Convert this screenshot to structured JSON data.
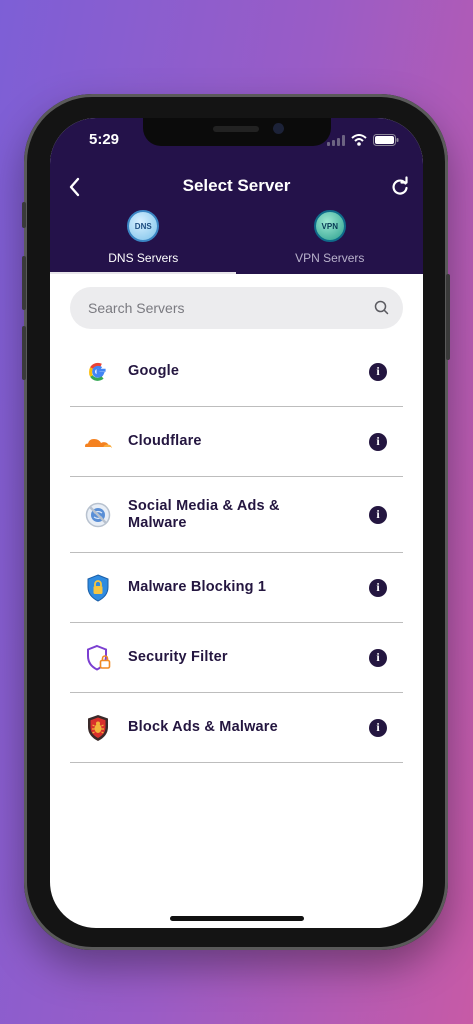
{
  "status_bar": {
    "time": "5:29"
  },
  "header": {
    "title": "Select Server"
  },
  "tabs": [
    {
      "label": "DNS Servers",
      "icon": "dns-globe-icon",
      "icon_text": "DNS",
      "active": true
    },
    {
      "label": "VPN Servers",
      "icon": "vpn-globe-icon",
      "icon_text": "VPN",
      "active": false
    }
  ],
  "search": {
    "placeholder": "Search Servers",
    "value": ""
  },
  "servers": [
    {
      "label": "Google",
      "icon": "google-logo-icon"
    },
    {
      "label": "Cloudflare",
      "icon": "cloudflare-logo-icon"
    },
    {
      "label": "Social Media & Ads & Malware",
      "icon": "block-social-icon"
    },
    {
      "label": "Malware Blocking 1",
      "icon": "shield-lock-icon"
    },
    {
      "label": "Security Filter",
      "icon": "security-filter-icon"
    },
    {
      "label": "Block Ads & Malware",
      "icon": "bug-shield-icon"
    }
  ],
  "colors": {
    "header_bg": "#24124a",
    "text_primary": "#241640",
    "search_bg": "#ececee"
  }
}
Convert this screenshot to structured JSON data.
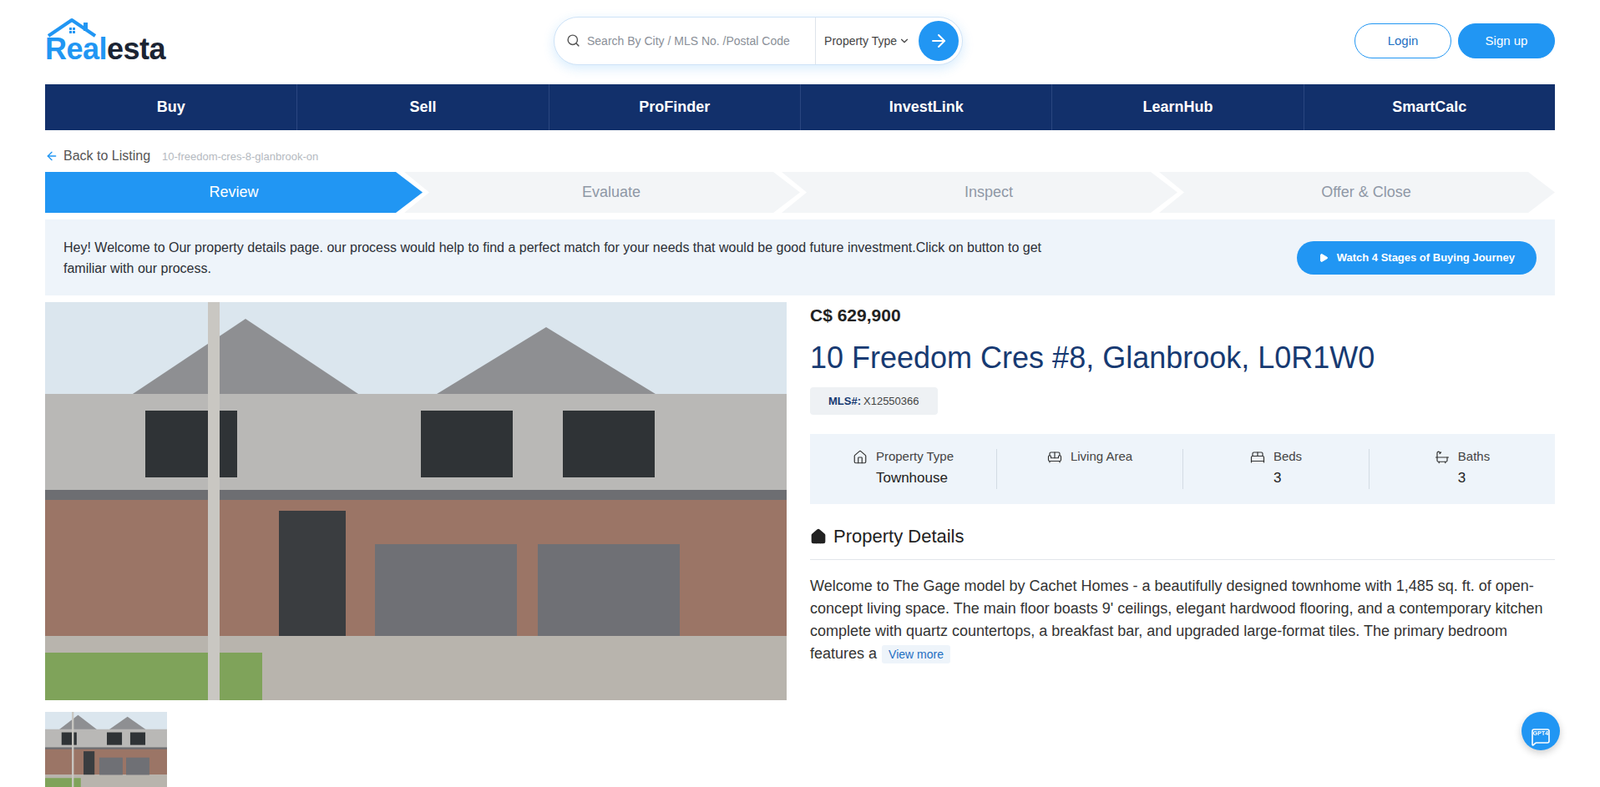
{
  "logo": {
    "part1": "Real",
    "part2": "esta"
  },
  "search": {
    "placeholder": "Search By City / MLS No. /Postal Code",
    "filter": "Property Type"
  },
  "auth": {
    "login": "Login",
    "signup": "Sign up"
  },
  "nav": [
    "Buy",
    "Sell",
    "ProFinder",
    "InvestLink",
    "LearnHub",
    "SmartCalc"
  ],
  "breadcrumb": {
    "back": "Back to Listing",
    "slug": "10-freedom-cres-8-glanbrook-on"
  },
  "steps": [
    {
      "label": "Review",
      "selected": true
    },
    {
      "label": "Evaluate",
      "selected": false
    },
    {
      "label": "Inspect",
      "selected": false
    },
    {
      "label": "Offer & Close",
      "selected": false
    }
  ],
  "banner": {
    "text": "Hey! Welcome to Our property details page. our process would help to find a perfect match for your needs that would be good future investment.Click on button to get familiar with our process.",
    "button": "Watch 4 Stages of Buying Journey"
  },
  "listing": {
    "price": "C$ 629,900",
    "address": "10 Freedom Cres #8, Glanbrook, L0R1W0",
    "mls_label": "MLS#:",
    "mls": "X12550366"
  },
  "stats": [
    {
      "label": "Property Type",
      "value": "Townhouse"
    },
    {
      "label": "Living Area"
    },
    {
      "label": "Beds",
      "value": "3"
    },
    {
      "label": "Baths",
      "value": "3"
    }
  ],
  "details": {
    "heading": "Property Details",
    "description": "Welcome to The Gage model by Cachet Homes - a beautifully designed townhome with 1,485 sq. ft. of open-concept living space. The main floor boasts 9' ceilings, elegant hardwood flooring, and a contemporary kitchen complete with quartz countertops, a breakfast bar, and upgraded large-format tiles. The primary bedroom features a",
    "more": "View more"
  },
  "chat": {
    "label": "GPT4"
  }
}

——

▶ _Problem details_:
Scan the listing above for the word "button" and show each line where it is found.

▶ _The completed task_:
    "text": "Hey! Welcome to Our property details page. our process would help to find a perfect match for your needs that would be good future investment.Click on button to get familiar with our process.",
    "button": "Watch 4 Stages of Buying Journey"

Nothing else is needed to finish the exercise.